*WHAT TO WORK ON*
Reproduce every row below, line for line, without changing a single character.

*RECORDS FOR THIS EXERCISE*
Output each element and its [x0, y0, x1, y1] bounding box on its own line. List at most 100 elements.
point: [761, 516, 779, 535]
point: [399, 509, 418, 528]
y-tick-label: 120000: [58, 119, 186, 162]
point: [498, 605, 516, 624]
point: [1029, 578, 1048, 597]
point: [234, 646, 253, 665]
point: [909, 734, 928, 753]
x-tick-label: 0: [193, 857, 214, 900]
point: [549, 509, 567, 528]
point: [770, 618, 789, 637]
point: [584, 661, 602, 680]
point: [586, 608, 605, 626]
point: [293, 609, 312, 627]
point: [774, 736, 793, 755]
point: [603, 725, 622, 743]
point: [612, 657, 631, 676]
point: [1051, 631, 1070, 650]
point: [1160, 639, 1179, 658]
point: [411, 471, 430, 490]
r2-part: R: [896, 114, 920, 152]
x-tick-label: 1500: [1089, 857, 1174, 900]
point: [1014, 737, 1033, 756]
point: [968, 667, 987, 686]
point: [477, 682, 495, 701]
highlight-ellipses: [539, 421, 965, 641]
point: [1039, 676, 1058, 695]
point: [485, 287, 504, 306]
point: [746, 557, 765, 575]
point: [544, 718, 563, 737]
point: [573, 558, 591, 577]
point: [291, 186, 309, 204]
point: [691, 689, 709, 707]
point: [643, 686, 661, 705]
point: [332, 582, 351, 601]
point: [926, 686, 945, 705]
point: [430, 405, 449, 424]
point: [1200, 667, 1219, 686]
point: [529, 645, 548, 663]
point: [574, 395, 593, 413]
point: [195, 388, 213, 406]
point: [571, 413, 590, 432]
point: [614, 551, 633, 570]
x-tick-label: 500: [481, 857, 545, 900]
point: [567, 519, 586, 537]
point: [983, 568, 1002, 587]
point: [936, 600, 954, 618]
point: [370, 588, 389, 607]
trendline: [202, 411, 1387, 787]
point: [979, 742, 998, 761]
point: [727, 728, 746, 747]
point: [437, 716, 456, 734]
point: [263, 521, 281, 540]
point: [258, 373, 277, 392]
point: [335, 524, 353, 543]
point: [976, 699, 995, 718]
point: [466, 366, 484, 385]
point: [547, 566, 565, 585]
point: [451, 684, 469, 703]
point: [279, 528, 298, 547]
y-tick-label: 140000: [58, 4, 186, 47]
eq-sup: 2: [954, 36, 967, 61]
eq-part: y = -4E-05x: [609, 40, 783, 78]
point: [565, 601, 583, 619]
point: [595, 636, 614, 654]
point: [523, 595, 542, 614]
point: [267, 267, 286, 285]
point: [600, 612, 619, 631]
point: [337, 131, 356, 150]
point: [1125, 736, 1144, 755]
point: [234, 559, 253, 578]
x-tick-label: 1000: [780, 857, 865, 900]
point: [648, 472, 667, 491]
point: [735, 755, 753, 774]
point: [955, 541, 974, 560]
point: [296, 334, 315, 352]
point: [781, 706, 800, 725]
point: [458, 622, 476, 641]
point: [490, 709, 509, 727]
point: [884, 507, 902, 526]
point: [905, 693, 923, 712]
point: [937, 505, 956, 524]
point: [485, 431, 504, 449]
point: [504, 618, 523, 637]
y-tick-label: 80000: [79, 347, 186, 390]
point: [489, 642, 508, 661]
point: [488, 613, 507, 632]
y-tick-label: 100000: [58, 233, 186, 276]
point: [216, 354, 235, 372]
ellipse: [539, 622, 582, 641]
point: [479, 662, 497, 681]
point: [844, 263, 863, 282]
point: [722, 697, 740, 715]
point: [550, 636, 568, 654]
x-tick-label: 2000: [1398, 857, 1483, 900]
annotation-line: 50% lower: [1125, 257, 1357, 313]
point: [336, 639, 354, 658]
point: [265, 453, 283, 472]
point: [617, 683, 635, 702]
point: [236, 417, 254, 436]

*SOLUTION TO THE PROBLEM*
Output each element and its [x0, y0, x1, y1] bounding box on its own line. List at most 100 elements.
point: [761, 516, 779, 535]
point: [399, 509, 418, 528]
y-tick-label: 120000: [58, 119, 186, 162]
point: [498, 605, 516, 624]
point: [1029, 578, 1048, 597]
point: [234, 646, 253, 665]
point: [909, 734, 928, 753]
x-tick-label: 0: [193, 857, 214, 900]
point: [549, 509, 567, 528]
point: [770, 618, 789, 637]
point: [584, 661, 602, 680]
point: [586, 608, 605, 626]
point: [293, 609, 312, 627]
point: [774, 736, 793, 755]
point: [603, 725, 622, 743]
point: [612, 657, 631, 676]
point: [1051, 631, 1070, 650]
point: [1160, 639, 1179, 658]
point: [411, 471, 430, 490]
r2-part: R: [896, 114, 920, 152]
x-tick-label: 1500: [1089, 857, 1174, 900]
point: [1014, 737, 1033, 756]
point: [968, 667, 987, 686]
point: [477, 682, 495, 701]
highlight-ellipses: [539, 421, 965, 641]
point: [1039, 676, 1058, 695]
point: [485, 287, 504, 306]
point: [746, 557, 765, 575]
point: [544, 718, 563, 737]
point: [573, 558, 591, 577]
point: [291, 186, 309, 204]
point: [691, 689, 709, 707]
point: [643, 686, 661, 705]
point: [332, 582, 351, 601]
point: [926, 686, 945, 705]
point: [430, 405, 449, 424]
point: [1200, 667, 1219, 686]
point: [529, 645, 548, 663]
point: [574, 395, 593, 413]
point: [195, 388, 213, 406]
point: [571, 413, 590, 432]
point: [614, 551, 633, 570]
x-tick-label: 500: [481, 857, 545, 900]
point: [567, 519, 586, 537]
point: [983, 568, 1002, 587]
point: [936, 600, 954, 618]
point: [370, 588, 389, 607]
trendline: [202, 411, 1387, 787]
point: [979, 742, 998, 761]
point: [727, 728, 746, 747]
point: [437, 716, 456, 734]
point: [263, 521, 281, 540]
point: [258, 373, 277, 392]
point: [335, 524, 353, 543]
point: [976, 699, 995, 718]
point: [466, 366, 484, 385]
point: [547, 566, 565, 585]
point: [451, 684, 469, 703]
point: [279, 528, 298, 547]
y-tick-label: 140000: [58, 4, 186, 47]
eq-sup: 2: [954, 36, 967, 61]
eq-part: y = -4E-05x: [609, 40, 783, 78]
point: [565, 601, 583, 619]
point: [595, 636, 614, 654]
point: [523, 595, 542, 614]
point: [267, 267, 286, 285]
point: [600, 612, 619, 631]
point: [337, 131, 356, 150]
point: [1125, 736, 1144, 755]
point: [234, 559, 253, 578]
x-tick-label: 1000: [780, 857, 865, 900]
point: [648, 472, 667, 491]
point: [735, 755, 753, 774]
point: [955, 541, 974, 560]
point: [296, 334, 315, 352]
point: [781, 706, 800, 725]
point: [458, 622, 476, 641]
point: [490, 709, 509, 727]
point: [884, 507, 902, 526]
point: [905, 693, 923, 712]
point: [937, 505, 956, 524]
point: [485, 431, 504, 449]
point: [504, 618, 523, 637]
y-tick-label: 80000: [79, 347, 186, 390]
point: [489, 642, 508, 661]
point: [488, 613, 507, 632]
y-tick-label: 100000: [58, 233, 186, 276]
point: [216, 354, 235, 372]
ellipse: [539, 622, 582, 641]
point: [479, 662, 497, 681]
point: [844, 263, 863, 282]
point: [722, 697, 740, 715]
point: [550, 636, 568, 654]
x-tick-label: 2000: [1398, 857, 1483, 900]
annotation-line: 50% lower: [1125, 257, 1357, 313]
point: [336, 639, 354, 658]
point: [265, 453, 283, 472]
point: [617, 683, 635, 702]
point: [236, 417, 254, 436]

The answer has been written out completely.